▸ What is required:
Could you repeat all of the entries below word for word, apart from the pictures?

▸ Dataset entries on figures:
• • • • • • •

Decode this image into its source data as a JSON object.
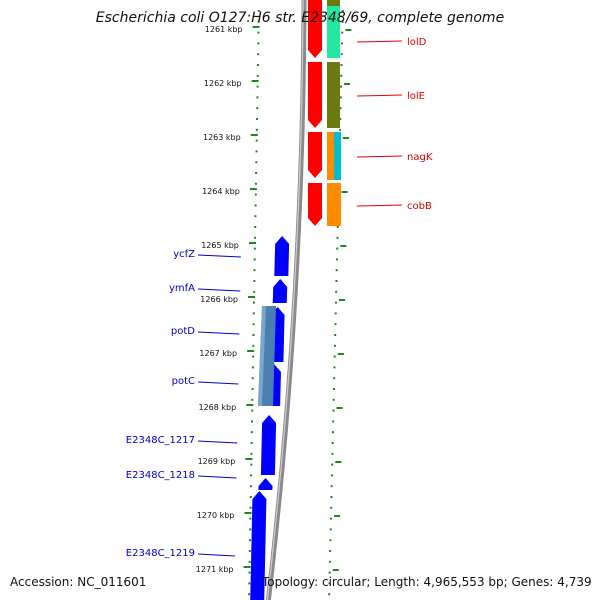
{
  "title": "Escherichia coli O127:H6 str. E2348/69, complete genome",
  "accession": "Accession: NC_011601",
  "topology": "Topology: circular; Length: 4,965,553 bp; Genes: 4,739",
  "scale_labels": [
    "1261 kbp",
    "1262 kbp",
    "1263 kbp",
    "1264 kbp",
    "1265 kbp",
    "1266 kbp",
    "1267 kbp",
    "1268 kbp",
    "1269 kbp",
    "1270 kbp",
    "1271 kbp"
  ],
  "genes_right": [
    {
      "label": "lolD",
      "color": "#e00000"
    },
    {
      "label": "lolE",
      "color": "#e00000"
    },
    {
      "label": "nagK",
      "color": "#e00000"
    },
    {
      "label": "cobB",
      "color": "#e00000"
    }
  ],
  "genes_left": [
    {
      "label": "ycfZ",
      "color": "#0000cc"
    },
    {
      "label": "ymfA",
      "color": "#0000cc"
    },
    {
      "label": "potD",
      "color": "#0000cc"
    },
    {
      "label": "potC",
      "color": "#0000cc"
    },
    {
      "label": "E2348C_1217",
      "color": "#0000cc"
    },
    {
      "label": "E2348C_1218",
      "color": "#0000cc"
    },
    {
      "label": "E2348C_1219",
      "color": "#0000cc"
    }
  ],
  "colors": {
    "forward_cds": "#ff0000",
    "reverse_cds": "#0000ff",
    "backbone": "#8a8a8a",
    "ticks": "#1a8a1a",
    "cog_lolD": "#22e8a0",
    "cog_lolE": "#6b7a10",
    "cog_nagK_a": "#ff8c00",
    "cog_nagK_b": "#00c0d0",
    "cog_cobB": "#ff8c00",
    "cog_pot": "#4a7fb0"
  }
}
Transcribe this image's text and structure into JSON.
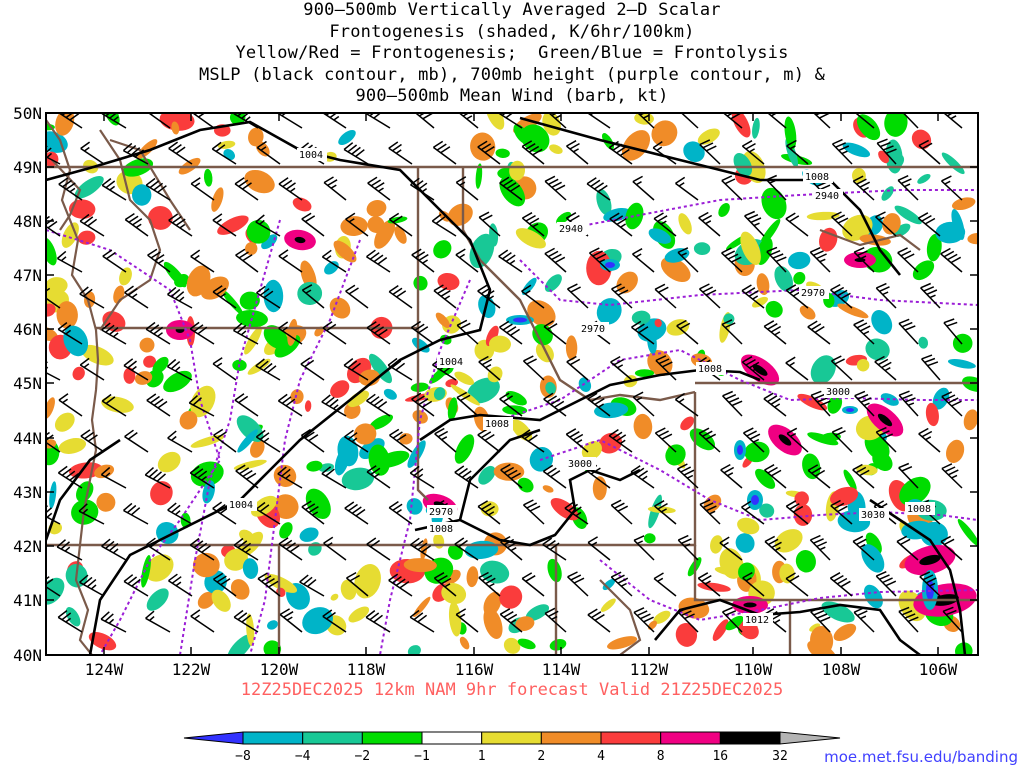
{
  "titles": [
    "900–500mb Vertically Averaged 2–D Scalar",
    "Frontogenesis (shaded, K/6hr/100km)",
    "Yellow/Red = Frontogenesis;  Green/Blue = Frontolysis",
    "MSLP (black contour, mb), 700mb height (purple contour, m) &",
    "900–500mb Mean Wind (barb, kt)"
  ],
  "footer": "12Z25DEC2025 12km NAM 9hr forecast Valid 21Z25DEC2025",
  "credit": "moe.met.fsu.edu/banding",
  "axes": {
    "lat_labels": [
      "50N",
      "49N",
      "48N",
      "47N",
      "46N",
      "45N",
      "44N",
      "43N",
      "42N",
      "41N",
      "40N"
    ],
    "lon_labels": [
      "124W",
      "122W",
      "120W",
      "118W",
      "116W",
      "114W",
      "112W",
      "110W",
      "108W",
      "106W"
    ]
  },
  "mslp_labels": [
    "1004",
    "1004",
    "1004",
    "1008",
    "1008",
    "1008",
    "1008",
    "1008",
    "1012"
  ],
  "height_labels": [
    "2940",
    "2940",
    "2970",
    "2970",
    "2970",
    "3000",
    "3000",
    "3030"
  ],
  "colorbar": {
    "ticks": [
      "−8",
      "−4",
      "−2",
      "−1",
      "1",
      "2",
      "4",
      "8",
      "16",
      "32"
    ],
    "colors": [
      "#3232ff",
      "#00b4c8",
      "#18c896",
      "#00dc00",
      "#ffffff",
      "#e6dc32",
      "#f08c28",
      "#fa3c3c",
      "#f00082",
      "#000000",
      "#b4b4b4"
    ]
  },
  "colors": {
    "state_border": "#7a5a4a",
    "mslp": "#000000",
    "height": "#9b1ed6",
    "footer": "#ff6060",
    "credit": "#4040ff"
  }
}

• • • • • • •

▸ Answer to this exercise:
Decode this image into its source data as a JSON object.
{
  "title": "Escherichia coli O127:H6 str. E2348/69, complete genome",
  "accession": "Accession: NC_011601",
  "topology": "Topology: circular; Length: 4,965,553 bp; Genes: 4,739",
  "scale_labels": [
    "1261 kbp",
    "1262 kbp",
    "1263 kbp",
    "1264 kbp",
    "1265 kbp",
    "1266 kbp",
    "1267 kbp",
    "1268 kbp",
    "1269 kbp",
    "1270 kbp",
    "1271 kbp"
  ],
  "genes_right": [
    {
      "label": "lolD",
      "color": "#e00000"
    },
    {
      "label": "lolE",
      "color": "#e00000"
    },
    {
      "label": "nagK",
      "color": "#e00000"
    },
    {
      "label": "cobB",
      "color": "#e00000"
    }
  ],
  "genes_left": [
    {
      "label": "ycfZ",
      "color": "#0000cc"
    },
    {
      "label": "ymfA",
      "color": "#0000cc"
    },
    {
      "label": "potD",
      "color": "#0000cc"
    },
    {
      "label": "potC",
      "color": "#0000cc"
    },
    {
      "label": "E2348C_1217",
      "color": "#0000cc"
    },
    {
      "label": "E2348C_1218",
      "color": "#0000cc"
    },
    {
      "label": "E2348C_1219",
      "color": "#0000cc"
    }
  ],
  "colors": {
    "forward_cds": "#ff0000",
    "reverse_cds": "#0000ff",
    "backbone": "#8a8a8a",
    "ticks": "#1a8a1a",
    "cog_lolD": "#22e8a0",
    "cog_lolE": "#6b7a10",
    "cog_nagK_a": "#ff8c00",
    "cog_nagK_b": "#00c0d0",
    "cog_cobB": "#ff8c00",
    "cog_pot": "#4a7fb0"
  }
}
Transcribe this image's text and structure into JSON.
{
  "titles": [
    "900–500mb Vertically Averaged 2–D Scalar",
    "Frontogenesis (shaded, K/6hr/100km)",
    "Yellow/Red = Frontogenesis;  Green/Blue = Frontolysis",
    "MSLP (black contour, mb), 700mb height (purple contour, m) &",
    "900–500mb Mean Wind (barb, kt)"
  ],
  "footer": "12Z25DEC2025 12km NAM 9hr forecast Valid 21Z25DEC2025",
  "credit": "moe.met.fsu.edu/banding",
  "axes": {
    "lat_labels": [
      "50N",
      "49N",
      "48N",
      "47N",
      "46N",
      "45N",
      "44N",
      "43N",
      "42N",
      "41N",
      "40N"
    ],
    "lon_labels": [
      "124W",
      "122W",
      "120W",
      "118W",
      "116W",
      "114W",
      "112W",
      "110W",
      "108W",
      "106W"
    ]
  },
  "mslp_labels": [
    "1004",
    "1004",
    "1004",
    "1008",
    "1008",
    "1008",
    "1008",
    "1008",
    "1012"
  ],
  "height_labels": [
    "2940",
    "2940",
    "2970",
    "2970",
    "2970",
    "3000",
    "3000",
    "3030"
  ],
  "colorbar": {
    "ticks": [
      "−8",
      "−4",
      "−2",
      "−1",
      "1",
      "2",
      "4",
      "8",
      "16",
      "32"
    ],
    "colors": [
      "#3232ff",
      "#00b4c8",
      "#18c896",
      "#00dc00",
      "#ffffff",
      "#e6dc32",
      "#f08c28",
      "#fa3c3c",
      "#f00082",
      "#000000",
      "#b4b4b4"
    ]
  },
  "colors": {
    "state_border": "#7a5a4a",
    "mslp": "#000000",
    "height": "#9b1ed6",
    "footer": "#ff6060",
    "credit": "#4040ff"
  }
}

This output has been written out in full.